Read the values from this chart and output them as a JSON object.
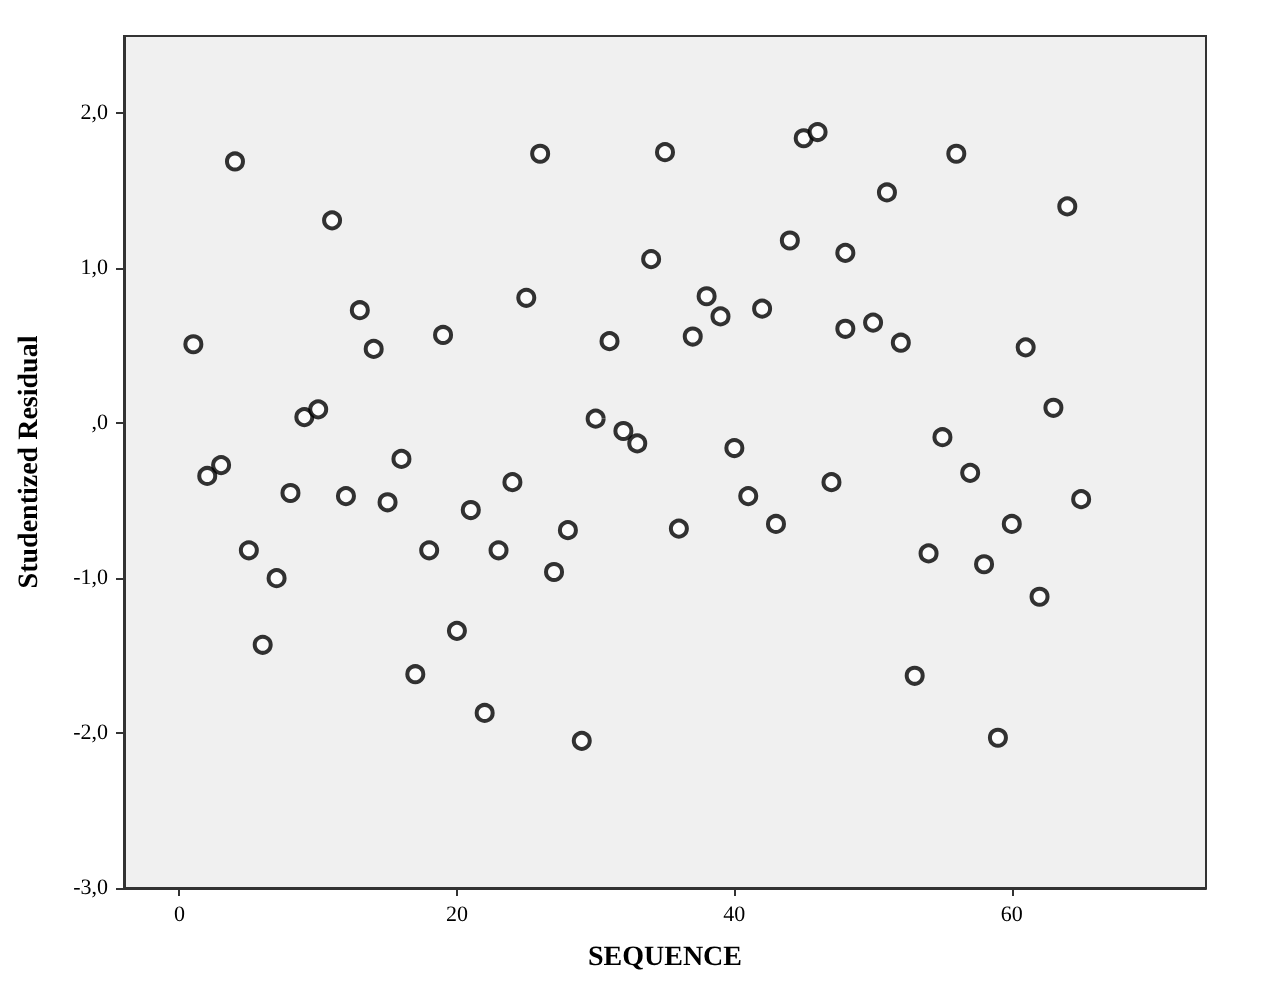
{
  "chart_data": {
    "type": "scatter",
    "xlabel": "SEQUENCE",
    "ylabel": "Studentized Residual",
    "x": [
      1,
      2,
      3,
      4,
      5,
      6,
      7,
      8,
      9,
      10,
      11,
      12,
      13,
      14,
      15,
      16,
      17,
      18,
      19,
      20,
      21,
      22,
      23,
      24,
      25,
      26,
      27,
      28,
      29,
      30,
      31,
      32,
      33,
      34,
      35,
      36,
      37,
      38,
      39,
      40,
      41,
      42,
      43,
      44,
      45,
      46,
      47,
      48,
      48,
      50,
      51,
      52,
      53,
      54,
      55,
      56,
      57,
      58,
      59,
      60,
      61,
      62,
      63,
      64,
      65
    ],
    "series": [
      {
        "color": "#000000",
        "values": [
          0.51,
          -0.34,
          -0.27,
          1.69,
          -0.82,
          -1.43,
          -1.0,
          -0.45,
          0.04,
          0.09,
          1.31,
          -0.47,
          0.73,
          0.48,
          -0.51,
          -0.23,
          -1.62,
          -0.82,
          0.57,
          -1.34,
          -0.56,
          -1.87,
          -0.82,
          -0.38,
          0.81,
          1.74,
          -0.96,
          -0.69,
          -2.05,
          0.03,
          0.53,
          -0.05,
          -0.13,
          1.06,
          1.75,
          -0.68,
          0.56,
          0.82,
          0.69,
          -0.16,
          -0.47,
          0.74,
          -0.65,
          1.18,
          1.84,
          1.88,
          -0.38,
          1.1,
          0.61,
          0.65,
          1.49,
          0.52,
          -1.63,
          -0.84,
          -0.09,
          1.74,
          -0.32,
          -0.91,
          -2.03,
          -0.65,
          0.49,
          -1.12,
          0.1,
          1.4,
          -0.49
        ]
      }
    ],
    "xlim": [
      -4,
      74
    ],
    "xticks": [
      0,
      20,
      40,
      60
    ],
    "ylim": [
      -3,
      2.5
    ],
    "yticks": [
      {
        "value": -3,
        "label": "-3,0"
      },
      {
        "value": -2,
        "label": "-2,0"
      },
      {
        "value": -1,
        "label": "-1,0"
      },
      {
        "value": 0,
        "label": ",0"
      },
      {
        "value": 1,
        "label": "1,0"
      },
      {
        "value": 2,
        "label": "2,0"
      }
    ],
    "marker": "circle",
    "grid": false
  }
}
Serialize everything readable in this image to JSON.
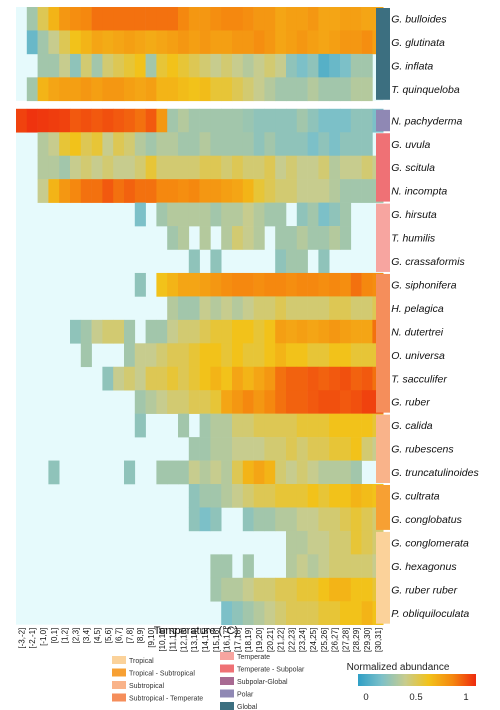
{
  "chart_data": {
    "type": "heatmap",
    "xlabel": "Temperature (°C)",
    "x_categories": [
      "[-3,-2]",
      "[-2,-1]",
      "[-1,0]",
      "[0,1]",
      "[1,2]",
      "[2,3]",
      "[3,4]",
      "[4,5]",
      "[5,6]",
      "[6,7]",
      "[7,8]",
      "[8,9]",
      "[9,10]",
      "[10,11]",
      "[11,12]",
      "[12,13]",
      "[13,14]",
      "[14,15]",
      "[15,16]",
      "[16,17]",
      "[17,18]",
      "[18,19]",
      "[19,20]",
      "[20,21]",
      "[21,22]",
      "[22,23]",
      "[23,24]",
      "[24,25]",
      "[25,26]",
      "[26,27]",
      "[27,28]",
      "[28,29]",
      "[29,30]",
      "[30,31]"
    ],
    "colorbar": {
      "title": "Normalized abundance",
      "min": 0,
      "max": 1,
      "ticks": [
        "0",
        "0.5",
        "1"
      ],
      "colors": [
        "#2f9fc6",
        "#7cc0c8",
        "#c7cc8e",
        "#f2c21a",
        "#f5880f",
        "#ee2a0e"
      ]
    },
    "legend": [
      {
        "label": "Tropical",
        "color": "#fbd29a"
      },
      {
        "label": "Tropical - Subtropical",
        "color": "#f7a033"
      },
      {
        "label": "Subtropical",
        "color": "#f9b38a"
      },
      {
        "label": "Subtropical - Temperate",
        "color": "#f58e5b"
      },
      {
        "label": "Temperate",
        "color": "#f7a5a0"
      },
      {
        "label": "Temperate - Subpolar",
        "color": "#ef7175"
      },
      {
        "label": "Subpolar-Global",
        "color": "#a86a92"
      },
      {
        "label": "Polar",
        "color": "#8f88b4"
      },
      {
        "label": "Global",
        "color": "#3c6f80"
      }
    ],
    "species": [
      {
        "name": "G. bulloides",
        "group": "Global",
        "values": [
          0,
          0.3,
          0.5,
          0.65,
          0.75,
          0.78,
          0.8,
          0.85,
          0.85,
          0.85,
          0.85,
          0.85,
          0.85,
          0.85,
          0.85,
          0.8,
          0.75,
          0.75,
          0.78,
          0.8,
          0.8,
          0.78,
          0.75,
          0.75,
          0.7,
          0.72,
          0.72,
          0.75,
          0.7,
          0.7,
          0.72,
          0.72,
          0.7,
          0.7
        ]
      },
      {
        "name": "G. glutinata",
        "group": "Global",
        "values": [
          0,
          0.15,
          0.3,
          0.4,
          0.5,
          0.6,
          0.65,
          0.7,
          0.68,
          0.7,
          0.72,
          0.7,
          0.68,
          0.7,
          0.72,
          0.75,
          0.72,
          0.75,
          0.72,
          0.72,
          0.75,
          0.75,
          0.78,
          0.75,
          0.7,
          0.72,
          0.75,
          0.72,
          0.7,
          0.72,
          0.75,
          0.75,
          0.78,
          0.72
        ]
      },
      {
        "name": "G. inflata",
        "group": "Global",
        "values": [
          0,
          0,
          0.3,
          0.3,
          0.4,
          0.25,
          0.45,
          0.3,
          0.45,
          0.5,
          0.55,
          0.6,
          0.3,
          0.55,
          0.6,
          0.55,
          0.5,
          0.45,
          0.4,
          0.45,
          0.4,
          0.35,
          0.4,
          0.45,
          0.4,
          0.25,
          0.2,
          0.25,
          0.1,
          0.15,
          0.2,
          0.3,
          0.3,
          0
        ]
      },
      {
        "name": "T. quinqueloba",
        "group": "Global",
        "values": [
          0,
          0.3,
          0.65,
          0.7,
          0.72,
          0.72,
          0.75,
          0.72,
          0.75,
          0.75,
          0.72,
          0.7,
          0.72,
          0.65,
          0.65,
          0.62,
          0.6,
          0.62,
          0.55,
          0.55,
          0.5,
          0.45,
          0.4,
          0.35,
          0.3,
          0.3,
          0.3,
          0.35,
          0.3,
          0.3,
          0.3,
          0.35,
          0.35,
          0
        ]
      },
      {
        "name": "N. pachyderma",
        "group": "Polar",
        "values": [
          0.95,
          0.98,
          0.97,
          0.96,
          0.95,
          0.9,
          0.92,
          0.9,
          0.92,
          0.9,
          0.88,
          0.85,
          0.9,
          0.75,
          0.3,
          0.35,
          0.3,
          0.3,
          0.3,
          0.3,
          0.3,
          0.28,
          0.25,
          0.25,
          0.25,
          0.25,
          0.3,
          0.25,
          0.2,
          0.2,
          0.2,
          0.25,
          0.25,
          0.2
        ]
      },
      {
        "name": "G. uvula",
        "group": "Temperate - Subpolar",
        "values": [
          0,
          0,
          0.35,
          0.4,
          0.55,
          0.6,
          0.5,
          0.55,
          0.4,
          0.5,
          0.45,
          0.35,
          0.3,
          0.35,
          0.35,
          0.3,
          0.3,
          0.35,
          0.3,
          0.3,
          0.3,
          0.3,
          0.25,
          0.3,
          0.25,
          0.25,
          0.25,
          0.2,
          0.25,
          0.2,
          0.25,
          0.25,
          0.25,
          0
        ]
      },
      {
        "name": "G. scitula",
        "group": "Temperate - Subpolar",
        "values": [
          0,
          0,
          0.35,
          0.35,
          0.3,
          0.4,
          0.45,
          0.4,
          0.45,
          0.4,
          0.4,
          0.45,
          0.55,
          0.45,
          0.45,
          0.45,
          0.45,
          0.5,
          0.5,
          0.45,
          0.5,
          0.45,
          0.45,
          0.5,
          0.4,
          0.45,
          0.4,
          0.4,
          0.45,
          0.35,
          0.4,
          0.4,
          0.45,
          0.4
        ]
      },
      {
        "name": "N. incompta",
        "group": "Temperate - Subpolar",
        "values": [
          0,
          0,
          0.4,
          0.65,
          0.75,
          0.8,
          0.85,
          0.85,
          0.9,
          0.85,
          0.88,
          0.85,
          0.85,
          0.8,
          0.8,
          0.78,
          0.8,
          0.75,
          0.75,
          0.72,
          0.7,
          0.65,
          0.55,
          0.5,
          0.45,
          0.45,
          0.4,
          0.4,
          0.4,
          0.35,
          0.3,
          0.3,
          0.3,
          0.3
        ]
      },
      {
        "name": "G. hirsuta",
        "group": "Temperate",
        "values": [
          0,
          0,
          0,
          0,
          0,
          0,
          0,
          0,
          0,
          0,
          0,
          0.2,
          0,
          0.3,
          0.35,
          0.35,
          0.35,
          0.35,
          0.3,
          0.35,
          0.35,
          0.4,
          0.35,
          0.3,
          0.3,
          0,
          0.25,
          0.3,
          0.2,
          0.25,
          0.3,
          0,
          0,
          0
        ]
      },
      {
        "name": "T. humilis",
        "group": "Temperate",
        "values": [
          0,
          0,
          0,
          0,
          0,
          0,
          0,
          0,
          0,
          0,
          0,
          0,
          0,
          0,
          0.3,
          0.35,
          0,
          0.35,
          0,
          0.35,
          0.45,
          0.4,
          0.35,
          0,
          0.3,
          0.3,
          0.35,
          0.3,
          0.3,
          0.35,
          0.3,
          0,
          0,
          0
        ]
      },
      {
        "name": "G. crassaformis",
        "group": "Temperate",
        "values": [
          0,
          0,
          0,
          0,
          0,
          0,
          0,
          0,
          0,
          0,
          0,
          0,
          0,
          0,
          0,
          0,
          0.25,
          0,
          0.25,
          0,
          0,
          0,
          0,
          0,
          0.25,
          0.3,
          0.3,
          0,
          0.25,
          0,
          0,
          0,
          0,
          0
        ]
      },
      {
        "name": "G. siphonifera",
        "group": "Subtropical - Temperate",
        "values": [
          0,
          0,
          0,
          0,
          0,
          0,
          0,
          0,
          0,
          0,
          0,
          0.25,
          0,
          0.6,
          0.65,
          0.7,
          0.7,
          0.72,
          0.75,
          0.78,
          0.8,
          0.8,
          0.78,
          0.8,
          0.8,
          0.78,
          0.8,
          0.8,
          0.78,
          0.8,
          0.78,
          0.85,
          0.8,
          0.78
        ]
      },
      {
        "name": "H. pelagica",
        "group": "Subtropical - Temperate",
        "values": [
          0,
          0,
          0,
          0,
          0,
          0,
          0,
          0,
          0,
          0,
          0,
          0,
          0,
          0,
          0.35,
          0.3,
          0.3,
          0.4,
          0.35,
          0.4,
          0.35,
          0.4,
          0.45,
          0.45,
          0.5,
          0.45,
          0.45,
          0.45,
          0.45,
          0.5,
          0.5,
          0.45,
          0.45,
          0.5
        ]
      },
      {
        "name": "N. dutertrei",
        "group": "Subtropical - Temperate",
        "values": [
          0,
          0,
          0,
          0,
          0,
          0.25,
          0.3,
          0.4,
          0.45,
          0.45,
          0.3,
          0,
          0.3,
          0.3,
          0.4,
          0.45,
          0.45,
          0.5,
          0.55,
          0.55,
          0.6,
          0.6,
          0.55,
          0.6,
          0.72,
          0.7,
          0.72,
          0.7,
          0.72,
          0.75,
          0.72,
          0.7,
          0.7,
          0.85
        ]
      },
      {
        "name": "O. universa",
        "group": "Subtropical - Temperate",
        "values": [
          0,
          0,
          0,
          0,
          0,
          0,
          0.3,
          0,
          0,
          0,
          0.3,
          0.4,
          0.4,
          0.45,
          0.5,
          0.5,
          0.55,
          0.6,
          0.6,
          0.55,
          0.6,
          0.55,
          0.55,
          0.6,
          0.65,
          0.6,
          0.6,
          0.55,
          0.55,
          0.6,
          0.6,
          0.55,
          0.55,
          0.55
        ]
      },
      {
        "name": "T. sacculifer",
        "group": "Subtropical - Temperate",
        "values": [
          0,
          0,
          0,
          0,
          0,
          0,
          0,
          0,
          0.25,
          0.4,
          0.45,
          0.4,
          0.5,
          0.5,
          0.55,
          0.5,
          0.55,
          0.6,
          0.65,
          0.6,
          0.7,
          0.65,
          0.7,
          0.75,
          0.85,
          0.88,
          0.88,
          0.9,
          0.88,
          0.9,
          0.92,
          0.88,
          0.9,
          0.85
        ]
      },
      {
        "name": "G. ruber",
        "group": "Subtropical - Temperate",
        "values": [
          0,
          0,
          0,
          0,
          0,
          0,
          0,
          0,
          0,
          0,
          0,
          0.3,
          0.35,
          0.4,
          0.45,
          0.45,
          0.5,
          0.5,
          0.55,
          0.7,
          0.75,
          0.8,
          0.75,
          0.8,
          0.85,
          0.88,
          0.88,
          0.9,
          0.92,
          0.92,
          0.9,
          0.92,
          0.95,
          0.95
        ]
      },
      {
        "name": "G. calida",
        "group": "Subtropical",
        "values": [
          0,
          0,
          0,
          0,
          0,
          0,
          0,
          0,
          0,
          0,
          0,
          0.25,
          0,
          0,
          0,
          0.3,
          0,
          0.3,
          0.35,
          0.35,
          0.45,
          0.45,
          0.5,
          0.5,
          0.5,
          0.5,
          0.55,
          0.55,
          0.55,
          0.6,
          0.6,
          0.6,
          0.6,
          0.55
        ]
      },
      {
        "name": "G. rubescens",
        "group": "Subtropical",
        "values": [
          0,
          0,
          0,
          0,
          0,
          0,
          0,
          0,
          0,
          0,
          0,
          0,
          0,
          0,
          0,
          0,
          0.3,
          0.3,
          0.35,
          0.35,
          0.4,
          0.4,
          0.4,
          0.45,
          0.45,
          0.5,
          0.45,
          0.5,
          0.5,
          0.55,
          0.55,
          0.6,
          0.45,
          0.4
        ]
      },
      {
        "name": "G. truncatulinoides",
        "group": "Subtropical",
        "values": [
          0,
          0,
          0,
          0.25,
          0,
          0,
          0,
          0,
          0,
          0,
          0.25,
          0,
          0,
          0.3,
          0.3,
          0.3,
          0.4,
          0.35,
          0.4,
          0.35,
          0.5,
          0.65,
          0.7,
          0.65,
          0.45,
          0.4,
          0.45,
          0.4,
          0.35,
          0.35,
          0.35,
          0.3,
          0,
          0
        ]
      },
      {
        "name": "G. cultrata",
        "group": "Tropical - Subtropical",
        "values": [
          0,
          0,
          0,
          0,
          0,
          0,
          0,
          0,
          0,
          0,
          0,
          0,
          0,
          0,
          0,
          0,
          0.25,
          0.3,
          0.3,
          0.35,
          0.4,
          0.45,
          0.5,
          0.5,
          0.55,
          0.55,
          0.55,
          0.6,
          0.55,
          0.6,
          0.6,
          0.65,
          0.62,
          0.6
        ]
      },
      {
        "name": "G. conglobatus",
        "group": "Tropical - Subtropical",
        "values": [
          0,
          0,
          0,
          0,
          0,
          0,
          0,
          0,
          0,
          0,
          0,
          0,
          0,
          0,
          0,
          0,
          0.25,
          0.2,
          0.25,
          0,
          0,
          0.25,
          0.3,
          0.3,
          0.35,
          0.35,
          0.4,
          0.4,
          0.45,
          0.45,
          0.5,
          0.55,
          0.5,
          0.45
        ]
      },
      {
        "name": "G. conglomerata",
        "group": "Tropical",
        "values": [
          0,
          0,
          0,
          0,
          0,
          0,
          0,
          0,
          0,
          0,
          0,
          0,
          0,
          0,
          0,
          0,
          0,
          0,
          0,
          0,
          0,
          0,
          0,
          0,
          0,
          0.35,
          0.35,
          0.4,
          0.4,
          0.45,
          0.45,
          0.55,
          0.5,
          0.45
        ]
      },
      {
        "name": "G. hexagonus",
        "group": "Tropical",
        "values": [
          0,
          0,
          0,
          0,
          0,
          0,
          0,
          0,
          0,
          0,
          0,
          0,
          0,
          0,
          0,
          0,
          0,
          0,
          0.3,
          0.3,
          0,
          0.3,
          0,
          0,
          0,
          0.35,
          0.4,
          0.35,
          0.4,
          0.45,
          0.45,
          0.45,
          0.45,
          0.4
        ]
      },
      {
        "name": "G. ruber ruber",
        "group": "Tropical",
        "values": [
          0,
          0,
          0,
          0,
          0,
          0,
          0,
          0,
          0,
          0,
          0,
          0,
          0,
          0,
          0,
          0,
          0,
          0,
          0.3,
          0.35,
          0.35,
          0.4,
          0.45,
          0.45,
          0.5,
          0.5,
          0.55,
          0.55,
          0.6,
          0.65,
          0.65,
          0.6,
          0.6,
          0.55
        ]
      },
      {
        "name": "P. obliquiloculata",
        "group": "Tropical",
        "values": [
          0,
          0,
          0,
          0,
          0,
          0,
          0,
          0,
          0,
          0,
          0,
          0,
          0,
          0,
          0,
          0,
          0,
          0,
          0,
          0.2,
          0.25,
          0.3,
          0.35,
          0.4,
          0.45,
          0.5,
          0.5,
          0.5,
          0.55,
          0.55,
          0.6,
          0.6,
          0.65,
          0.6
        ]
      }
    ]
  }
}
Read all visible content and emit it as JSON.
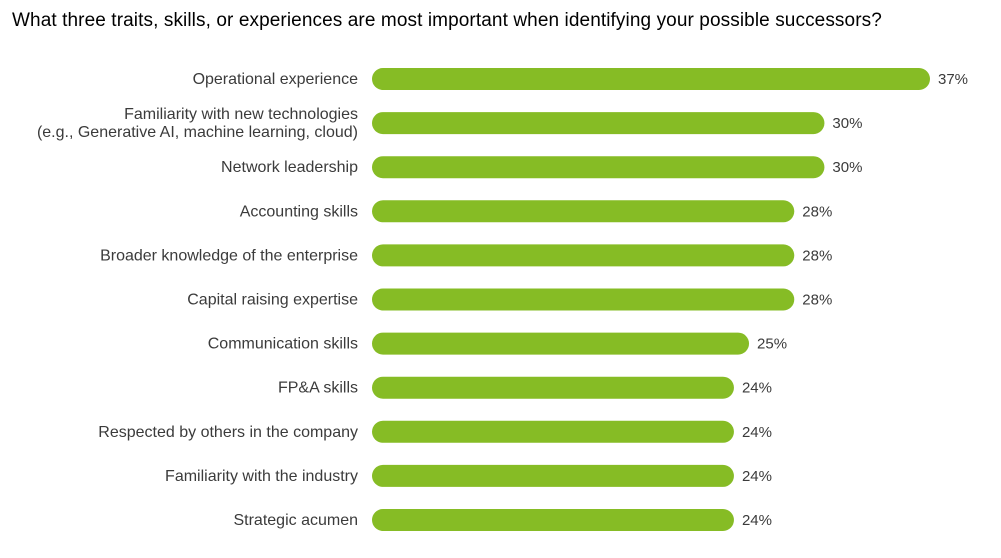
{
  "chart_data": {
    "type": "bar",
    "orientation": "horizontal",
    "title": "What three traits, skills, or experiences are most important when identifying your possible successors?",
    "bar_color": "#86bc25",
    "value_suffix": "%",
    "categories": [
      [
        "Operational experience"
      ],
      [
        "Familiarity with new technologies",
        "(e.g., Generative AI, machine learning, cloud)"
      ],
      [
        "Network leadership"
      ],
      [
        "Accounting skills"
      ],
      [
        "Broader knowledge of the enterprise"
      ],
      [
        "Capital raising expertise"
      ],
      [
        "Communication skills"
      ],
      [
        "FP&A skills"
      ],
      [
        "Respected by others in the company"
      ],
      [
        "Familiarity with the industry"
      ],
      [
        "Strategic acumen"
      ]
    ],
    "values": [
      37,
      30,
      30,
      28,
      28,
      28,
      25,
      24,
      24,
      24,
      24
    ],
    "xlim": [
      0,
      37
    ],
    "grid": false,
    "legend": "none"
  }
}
______________________________
*Task goal:* Among the entries, how many lines include the word "this"? Answer with a single number and nothing further.

*Finished task:* 2